What is required:
Select, from the data, each line where "makeup" occurs.

#####

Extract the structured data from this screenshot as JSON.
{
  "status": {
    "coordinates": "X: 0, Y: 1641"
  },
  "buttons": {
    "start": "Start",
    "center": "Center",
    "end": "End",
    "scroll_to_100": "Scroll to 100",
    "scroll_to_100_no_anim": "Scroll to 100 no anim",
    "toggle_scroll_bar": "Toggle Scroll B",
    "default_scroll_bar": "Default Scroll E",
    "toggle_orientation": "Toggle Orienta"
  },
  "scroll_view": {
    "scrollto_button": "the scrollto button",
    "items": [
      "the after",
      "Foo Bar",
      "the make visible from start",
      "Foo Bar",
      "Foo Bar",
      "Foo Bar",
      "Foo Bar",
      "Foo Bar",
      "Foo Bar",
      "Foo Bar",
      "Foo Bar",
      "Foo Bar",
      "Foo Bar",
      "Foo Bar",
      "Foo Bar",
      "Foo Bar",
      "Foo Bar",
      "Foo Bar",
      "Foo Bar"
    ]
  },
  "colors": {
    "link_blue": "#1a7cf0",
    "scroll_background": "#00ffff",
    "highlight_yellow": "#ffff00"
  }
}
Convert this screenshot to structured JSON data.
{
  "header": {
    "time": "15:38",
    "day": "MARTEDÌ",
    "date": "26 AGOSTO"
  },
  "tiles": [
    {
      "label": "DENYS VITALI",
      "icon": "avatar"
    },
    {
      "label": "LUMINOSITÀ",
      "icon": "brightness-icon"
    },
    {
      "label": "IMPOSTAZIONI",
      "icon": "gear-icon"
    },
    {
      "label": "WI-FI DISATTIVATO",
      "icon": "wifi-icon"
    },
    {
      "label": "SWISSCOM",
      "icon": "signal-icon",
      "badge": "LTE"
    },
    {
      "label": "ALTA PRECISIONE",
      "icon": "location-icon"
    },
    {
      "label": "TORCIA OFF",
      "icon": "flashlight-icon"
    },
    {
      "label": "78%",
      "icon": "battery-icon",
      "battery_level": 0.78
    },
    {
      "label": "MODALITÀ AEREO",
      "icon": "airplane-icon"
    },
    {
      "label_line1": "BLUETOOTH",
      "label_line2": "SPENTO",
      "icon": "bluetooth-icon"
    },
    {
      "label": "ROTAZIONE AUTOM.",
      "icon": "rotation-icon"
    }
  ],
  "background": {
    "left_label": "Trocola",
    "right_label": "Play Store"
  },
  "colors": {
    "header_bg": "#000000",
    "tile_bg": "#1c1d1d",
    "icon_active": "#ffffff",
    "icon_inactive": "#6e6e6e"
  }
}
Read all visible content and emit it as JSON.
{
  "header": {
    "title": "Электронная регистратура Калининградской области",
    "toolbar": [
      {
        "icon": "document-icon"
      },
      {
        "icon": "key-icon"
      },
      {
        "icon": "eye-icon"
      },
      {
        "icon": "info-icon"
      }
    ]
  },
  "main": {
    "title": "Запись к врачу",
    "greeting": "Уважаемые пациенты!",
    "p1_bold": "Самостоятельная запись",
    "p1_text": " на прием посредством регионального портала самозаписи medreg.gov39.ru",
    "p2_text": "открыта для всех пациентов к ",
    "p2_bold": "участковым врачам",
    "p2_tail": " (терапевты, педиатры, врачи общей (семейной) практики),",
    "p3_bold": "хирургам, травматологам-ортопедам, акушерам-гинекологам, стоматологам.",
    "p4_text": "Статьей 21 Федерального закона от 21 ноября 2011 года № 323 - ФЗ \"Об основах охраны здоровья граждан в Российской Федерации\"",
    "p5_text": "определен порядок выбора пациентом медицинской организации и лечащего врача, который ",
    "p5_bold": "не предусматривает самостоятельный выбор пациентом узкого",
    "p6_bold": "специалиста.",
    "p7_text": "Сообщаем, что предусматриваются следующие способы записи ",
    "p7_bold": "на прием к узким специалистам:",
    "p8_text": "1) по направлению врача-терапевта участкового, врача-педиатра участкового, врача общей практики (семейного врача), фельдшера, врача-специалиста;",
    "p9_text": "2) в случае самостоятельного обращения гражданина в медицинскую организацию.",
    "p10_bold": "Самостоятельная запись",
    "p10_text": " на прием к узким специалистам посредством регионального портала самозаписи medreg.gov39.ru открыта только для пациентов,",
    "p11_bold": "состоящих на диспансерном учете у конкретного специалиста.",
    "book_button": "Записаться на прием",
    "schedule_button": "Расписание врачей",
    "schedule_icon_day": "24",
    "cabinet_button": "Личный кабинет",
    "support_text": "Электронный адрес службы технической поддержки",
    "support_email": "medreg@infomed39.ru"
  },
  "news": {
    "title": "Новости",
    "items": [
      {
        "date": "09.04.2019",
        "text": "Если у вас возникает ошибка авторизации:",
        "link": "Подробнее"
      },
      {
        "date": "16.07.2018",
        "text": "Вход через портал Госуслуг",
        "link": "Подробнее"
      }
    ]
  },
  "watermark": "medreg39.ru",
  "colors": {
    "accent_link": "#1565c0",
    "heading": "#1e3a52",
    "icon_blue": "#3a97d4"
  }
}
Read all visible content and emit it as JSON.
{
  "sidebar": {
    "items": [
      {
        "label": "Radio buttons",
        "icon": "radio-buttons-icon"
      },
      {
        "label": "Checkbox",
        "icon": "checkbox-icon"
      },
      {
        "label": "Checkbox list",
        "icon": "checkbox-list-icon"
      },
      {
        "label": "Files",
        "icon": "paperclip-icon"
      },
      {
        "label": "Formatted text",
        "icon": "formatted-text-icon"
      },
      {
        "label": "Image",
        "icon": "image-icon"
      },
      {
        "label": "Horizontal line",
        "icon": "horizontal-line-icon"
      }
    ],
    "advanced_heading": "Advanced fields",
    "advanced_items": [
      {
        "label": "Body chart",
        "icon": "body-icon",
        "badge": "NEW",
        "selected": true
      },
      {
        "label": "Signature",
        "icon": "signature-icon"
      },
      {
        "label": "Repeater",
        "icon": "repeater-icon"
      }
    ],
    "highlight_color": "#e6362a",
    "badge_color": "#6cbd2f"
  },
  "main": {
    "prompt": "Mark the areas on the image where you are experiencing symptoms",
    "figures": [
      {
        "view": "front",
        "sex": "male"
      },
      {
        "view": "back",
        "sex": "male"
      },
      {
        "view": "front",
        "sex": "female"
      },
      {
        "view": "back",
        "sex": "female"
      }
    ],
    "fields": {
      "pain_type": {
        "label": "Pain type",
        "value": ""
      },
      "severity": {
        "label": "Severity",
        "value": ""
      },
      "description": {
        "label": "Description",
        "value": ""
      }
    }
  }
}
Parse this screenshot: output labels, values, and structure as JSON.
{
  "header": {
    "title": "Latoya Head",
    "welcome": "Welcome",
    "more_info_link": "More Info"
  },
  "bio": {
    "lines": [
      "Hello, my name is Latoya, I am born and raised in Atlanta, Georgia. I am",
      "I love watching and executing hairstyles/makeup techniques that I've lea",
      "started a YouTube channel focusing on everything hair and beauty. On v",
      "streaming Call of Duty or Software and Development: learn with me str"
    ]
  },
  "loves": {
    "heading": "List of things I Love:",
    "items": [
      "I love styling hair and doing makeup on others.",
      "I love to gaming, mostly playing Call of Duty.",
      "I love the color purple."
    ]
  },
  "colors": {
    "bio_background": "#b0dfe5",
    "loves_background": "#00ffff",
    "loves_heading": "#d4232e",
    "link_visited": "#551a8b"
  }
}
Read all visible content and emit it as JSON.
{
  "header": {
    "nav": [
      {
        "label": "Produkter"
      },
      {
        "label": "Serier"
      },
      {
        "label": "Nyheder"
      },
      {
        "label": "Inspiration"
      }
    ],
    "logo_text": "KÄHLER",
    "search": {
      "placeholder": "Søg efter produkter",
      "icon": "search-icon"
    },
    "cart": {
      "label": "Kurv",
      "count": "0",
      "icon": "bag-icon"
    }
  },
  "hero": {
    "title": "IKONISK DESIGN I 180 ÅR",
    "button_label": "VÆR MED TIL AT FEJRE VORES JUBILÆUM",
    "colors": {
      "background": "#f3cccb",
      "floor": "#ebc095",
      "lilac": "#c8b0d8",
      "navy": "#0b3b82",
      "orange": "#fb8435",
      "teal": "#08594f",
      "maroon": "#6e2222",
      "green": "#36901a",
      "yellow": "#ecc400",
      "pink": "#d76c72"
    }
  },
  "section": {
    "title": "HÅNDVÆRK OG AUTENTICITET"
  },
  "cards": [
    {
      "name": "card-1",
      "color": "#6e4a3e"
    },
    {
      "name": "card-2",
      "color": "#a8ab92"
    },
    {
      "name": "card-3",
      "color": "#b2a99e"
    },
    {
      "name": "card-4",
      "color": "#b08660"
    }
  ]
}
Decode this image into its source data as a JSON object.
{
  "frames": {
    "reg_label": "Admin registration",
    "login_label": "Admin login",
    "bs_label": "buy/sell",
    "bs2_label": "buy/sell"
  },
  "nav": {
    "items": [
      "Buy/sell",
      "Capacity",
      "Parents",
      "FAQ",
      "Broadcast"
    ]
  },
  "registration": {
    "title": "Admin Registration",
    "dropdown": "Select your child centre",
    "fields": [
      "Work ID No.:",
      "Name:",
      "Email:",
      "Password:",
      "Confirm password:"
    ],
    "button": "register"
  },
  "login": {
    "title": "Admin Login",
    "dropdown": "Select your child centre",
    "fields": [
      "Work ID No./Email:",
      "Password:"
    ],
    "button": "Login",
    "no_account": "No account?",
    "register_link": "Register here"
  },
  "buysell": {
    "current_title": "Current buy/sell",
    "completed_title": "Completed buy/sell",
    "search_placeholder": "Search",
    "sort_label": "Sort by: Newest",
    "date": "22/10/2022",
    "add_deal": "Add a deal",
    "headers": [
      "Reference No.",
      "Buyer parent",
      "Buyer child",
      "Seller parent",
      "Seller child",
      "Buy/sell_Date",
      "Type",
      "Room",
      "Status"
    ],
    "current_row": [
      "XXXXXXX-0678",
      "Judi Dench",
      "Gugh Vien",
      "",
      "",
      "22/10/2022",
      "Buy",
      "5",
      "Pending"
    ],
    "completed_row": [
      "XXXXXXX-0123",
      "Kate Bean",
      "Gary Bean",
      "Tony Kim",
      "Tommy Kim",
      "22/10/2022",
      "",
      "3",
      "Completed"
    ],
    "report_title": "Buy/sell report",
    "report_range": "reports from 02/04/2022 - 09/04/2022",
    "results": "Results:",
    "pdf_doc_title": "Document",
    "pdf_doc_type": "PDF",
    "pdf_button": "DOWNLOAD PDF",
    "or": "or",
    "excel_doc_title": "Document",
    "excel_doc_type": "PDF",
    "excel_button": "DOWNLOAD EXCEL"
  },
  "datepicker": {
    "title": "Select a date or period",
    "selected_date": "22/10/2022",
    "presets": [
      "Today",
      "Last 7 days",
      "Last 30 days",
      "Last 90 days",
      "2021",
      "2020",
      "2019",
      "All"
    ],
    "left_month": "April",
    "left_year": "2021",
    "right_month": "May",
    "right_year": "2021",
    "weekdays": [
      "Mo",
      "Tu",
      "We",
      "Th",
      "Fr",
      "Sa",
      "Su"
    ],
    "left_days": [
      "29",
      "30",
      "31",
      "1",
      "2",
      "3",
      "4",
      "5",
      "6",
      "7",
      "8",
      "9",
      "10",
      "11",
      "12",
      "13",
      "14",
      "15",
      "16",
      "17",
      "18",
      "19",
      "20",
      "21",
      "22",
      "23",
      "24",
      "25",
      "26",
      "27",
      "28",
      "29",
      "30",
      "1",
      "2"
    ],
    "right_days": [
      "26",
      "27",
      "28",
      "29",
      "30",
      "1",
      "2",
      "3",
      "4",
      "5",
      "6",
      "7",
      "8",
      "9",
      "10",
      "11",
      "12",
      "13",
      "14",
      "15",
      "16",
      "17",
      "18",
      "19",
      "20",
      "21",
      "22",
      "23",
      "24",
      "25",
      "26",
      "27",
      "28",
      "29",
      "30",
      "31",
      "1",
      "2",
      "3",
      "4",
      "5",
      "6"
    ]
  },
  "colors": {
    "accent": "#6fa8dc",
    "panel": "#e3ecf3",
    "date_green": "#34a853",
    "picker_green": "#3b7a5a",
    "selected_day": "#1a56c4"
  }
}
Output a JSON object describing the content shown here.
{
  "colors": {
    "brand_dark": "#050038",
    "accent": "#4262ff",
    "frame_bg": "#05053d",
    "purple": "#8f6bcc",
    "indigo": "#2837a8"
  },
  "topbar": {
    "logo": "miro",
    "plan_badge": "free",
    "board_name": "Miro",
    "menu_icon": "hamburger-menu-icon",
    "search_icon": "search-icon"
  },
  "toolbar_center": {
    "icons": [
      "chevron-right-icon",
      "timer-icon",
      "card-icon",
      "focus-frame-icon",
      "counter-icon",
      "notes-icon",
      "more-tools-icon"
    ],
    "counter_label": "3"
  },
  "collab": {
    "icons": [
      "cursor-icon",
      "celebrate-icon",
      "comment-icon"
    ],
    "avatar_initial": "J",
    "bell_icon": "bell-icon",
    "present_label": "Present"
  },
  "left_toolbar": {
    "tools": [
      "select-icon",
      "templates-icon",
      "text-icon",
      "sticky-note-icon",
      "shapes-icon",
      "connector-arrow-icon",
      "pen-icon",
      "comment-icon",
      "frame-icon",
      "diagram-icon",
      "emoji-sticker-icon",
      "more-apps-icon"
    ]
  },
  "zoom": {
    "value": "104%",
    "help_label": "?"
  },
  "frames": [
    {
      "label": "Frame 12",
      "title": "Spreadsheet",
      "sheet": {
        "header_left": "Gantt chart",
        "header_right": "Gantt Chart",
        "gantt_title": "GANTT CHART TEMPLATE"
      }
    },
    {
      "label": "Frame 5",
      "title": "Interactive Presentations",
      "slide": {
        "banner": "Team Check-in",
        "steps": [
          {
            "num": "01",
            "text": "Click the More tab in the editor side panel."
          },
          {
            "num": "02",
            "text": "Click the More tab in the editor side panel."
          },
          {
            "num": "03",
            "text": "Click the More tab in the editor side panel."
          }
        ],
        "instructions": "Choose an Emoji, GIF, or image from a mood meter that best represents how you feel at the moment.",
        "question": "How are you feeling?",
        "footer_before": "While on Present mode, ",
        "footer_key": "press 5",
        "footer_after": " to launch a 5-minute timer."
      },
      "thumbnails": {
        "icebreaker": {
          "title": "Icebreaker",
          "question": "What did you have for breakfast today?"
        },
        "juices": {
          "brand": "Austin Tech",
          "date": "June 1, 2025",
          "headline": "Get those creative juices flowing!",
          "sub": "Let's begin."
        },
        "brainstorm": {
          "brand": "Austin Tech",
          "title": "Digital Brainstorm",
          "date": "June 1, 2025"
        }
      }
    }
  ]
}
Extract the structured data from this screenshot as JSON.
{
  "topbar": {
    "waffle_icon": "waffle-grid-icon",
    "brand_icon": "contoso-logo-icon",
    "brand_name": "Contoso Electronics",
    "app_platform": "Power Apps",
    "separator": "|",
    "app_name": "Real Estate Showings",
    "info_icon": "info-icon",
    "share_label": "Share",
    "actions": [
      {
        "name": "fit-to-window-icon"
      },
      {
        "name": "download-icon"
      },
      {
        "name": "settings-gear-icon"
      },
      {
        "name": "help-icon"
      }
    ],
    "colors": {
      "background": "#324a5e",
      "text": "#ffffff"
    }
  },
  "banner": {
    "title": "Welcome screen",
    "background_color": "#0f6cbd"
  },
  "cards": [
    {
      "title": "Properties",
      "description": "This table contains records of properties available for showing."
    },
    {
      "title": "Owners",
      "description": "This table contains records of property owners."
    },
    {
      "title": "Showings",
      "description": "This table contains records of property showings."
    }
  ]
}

#####

Solution to this exercise:
      "I love watching and executing hairstyles/makeup techniques that I've lea",
      "I love styling hair and doing makeup on others.",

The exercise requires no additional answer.